··· Available records

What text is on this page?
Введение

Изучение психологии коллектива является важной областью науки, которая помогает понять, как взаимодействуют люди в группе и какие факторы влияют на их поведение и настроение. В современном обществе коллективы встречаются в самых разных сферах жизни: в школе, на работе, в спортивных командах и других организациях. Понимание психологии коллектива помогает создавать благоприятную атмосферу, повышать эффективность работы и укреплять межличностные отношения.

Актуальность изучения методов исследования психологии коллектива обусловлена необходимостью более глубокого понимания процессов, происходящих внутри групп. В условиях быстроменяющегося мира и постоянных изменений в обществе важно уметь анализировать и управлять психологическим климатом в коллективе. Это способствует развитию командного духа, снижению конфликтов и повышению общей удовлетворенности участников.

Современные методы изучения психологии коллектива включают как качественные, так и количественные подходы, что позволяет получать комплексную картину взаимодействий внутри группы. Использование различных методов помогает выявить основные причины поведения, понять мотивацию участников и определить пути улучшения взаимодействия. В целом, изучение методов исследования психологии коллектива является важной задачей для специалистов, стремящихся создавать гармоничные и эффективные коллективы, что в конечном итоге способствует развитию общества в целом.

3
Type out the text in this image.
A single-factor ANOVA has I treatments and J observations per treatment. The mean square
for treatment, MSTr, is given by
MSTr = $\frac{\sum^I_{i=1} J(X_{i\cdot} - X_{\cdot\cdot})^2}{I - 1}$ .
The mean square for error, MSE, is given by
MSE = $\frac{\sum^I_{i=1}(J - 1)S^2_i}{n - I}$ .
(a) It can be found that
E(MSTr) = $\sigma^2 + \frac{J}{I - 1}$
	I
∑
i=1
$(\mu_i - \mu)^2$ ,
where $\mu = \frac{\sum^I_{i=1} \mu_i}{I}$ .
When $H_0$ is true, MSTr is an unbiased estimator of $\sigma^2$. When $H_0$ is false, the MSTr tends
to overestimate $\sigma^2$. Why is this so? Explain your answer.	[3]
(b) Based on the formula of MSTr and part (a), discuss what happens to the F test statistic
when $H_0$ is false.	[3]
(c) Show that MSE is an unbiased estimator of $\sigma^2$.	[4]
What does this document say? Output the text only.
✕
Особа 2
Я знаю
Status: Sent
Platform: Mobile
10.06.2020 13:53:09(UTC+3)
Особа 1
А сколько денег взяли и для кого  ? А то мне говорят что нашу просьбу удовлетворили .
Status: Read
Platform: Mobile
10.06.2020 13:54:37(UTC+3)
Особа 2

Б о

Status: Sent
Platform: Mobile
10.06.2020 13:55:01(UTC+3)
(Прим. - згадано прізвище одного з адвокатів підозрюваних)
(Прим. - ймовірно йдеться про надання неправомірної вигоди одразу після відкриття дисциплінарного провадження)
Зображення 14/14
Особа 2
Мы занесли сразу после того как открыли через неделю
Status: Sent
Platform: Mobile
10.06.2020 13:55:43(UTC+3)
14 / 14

······

Copy every line exactly. Leave nothing out.

What text is on this page?
Введение

Изучение психологии коллектива является важной областью науки, которая помогает понять, как взаимодействуют люди в группе и какие факторы влияют на их поведение и настроение. В современном обществе коллективы встречаются в самых разных сферах жизни: в школе, на работе, в спортивных командах и других организациях. Понимание психологии коллектива помогает создавать благоприятную атмосферу, повышать эффективность работы и укреплять межличностные отношения.

Актуальность изучения методов исследования психологии коллектива обусловлена необходимостью более глубокого понимания процессов, происходящих внутри групп. В условиях быстроменяющегося мира и постоянных изменений в обществе важно уметь анализировать и управлять психологическим климатом в коллективе. Это способствует развитию командного духа, снижению конфликтов и повышению общей удовлетворенности участников.

Современные методы изучения психологии коллектива включают как качественные, так и количественные подходы, что позволяет получать комплексную картину взаимодействий внутри группы. Использование различных методов помогает выявить основные причины поведения, понять мотивацию участников и определить пути улучшения взаимодействия. В целом, изучение методов исследования психологии коллектива является важной задачей для специалистов, стремящихся создавать гармоничные и эффективные коллективы, что в конечном итоге способствует развитию общества в целом.

3
Type out the text in this image.
A single-factor ANOVA has I treatments and J observations per treatment. The mean square
for treatment, MSTr, is given by
MSTr = $\frac{\sum^I_{i=1} J(X_{i\cdot} - X_{\cdot\cdot})^2}{I - 1}$ .
The mean square for error, MSE, is given by
MSE = $\frac{\sum^I_{i=1}(J - 1)S^2_i}{n - I}$ .
(a) It can be found that
E(MSTr) = $\sigma^2 + \frac{J}{I - 1}$
	I
∑
i=1
$(\mu_i - \mu)^2$ ,
where $\mu = \frac{\sum^I_{i=1} \mu_i}{I}$ .
When $H_0$ is true, MSTr is an unbiased estimator of $\sigma^2$. When $H_0$ is false, the MSTr tends
to overestimate $\sigma^2$. Why is this so? Explain your answer.	[3]
(b) Based on the formula of MSTr and part (a), discuss what happens to the F test statistic
when $H_0$ is false.	[3]
(c) Show that MSE is an unbiased estimator of $\sigma^2$.	[4]
What does this document say? Output the text only.
✕
Особа 2
Я знаю
Status: Sent
Platform: Mobile
10.06.2020 13:53:09(UTC+3)
Особа 1
А сколько денег взяли и для кого  ? А то мне говорят что нашу просьбу удовлетворили .
Status: Read
Platform: Mobile
10.06.2020 13:54:37(UTC+3)
Особа 2

Б о

Status: Sent
Platform: Mobile
10.06.2020 13:55:01(UTC+3)
(Прим. - згадано прізвище одного з адвокатів підозрюваних)
(Прим. - ймовірно йдеться про надання неправомірної вигоди одразу після відкриття дисциплінарного провадження)
Зображення 14/14
Особа 2
Мы занесли сразу после того как открыли через неделю
Status: Sent
Platform: Mobile
10.06.2020 13:55:43(UTC+3)
14 / 14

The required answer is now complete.